- **INSTRUCTIONS TO FOLLOW**
Find the lines with the string "ONDREJOV" and return them.

(Extracted records)
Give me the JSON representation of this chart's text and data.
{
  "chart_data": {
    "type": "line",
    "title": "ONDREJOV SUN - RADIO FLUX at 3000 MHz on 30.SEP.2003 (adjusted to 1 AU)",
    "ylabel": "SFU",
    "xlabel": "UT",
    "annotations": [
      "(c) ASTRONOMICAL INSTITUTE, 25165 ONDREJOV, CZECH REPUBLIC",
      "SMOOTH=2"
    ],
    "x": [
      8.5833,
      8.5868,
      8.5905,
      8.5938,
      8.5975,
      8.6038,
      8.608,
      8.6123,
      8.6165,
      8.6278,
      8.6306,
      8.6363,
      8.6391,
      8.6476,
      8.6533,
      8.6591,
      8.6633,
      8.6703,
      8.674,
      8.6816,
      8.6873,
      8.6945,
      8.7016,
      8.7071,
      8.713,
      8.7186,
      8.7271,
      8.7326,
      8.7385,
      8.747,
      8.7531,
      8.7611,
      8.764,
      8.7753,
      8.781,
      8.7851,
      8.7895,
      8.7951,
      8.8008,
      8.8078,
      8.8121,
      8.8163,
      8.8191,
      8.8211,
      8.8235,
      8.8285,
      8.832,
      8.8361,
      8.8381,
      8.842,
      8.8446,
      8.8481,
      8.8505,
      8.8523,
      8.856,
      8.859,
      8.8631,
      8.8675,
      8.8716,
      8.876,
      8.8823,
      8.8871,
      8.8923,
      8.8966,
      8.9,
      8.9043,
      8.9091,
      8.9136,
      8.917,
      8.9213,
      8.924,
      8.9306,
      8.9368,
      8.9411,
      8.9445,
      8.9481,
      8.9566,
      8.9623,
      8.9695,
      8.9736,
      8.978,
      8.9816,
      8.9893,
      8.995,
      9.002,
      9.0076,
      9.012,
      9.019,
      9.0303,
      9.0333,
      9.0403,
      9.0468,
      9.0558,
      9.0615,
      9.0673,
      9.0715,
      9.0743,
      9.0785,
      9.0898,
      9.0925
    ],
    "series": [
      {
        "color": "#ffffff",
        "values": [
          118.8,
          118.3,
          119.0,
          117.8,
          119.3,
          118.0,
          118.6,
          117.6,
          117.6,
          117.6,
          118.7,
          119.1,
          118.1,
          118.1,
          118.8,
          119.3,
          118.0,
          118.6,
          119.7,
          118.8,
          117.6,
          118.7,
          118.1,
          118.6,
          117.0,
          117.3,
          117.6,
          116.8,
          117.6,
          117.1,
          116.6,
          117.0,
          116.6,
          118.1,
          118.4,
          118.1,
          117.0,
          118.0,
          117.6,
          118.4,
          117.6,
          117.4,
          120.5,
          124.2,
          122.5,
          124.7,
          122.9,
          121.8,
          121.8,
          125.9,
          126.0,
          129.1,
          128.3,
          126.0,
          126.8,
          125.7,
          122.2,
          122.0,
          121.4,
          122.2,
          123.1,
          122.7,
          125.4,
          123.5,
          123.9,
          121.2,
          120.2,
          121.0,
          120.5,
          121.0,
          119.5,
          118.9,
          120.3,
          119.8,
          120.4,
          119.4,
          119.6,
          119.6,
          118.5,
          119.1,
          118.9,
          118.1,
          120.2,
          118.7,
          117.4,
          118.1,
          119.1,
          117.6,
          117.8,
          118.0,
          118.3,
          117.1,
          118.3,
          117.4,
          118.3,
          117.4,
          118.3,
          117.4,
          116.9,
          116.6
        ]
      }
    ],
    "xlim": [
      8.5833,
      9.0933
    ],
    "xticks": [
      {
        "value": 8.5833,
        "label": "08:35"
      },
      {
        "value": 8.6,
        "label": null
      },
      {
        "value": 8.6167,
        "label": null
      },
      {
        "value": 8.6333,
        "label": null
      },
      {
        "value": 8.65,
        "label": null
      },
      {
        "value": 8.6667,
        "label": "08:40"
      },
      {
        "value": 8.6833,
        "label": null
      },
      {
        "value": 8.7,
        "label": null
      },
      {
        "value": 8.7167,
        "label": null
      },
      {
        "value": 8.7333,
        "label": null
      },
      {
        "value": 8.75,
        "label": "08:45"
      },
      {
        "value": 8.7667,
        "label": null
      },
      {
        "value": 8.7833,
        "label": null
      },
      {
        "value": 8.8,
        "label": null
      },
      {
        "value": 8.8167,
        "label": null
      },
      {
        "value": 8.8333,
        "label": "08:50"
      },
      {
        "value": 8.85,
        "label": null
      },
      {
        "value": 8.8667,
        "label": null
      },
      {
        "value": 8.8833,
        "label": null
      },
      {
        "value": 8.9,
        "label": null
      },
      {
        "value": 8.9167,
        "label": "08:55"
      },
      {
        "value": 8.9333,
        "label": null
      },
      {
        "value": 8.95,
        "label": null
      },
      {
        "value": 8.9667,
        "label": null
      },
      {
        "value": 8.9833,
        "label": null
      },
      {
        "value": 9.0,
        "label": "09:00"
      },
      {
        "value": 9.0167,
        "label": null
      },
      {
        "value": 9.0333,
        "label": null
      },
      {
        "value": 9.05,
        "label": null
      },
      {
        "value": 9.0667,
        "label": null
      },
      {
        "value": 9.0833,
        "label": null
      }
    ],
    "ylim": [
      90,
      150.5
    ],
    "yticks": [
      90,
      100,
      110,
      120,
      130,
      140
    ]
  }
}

- **ANSWER TO THE TASK**
    "title": "ONDREJOV SUN - RADIO FLUX at 3000 MHz on 30.SEP.2003 (adjusted to 1 AU)",
      "(c) ASTRONOMICAL INSTITUTE, 25165 ONDREJOV, CZECH REPUBLIC",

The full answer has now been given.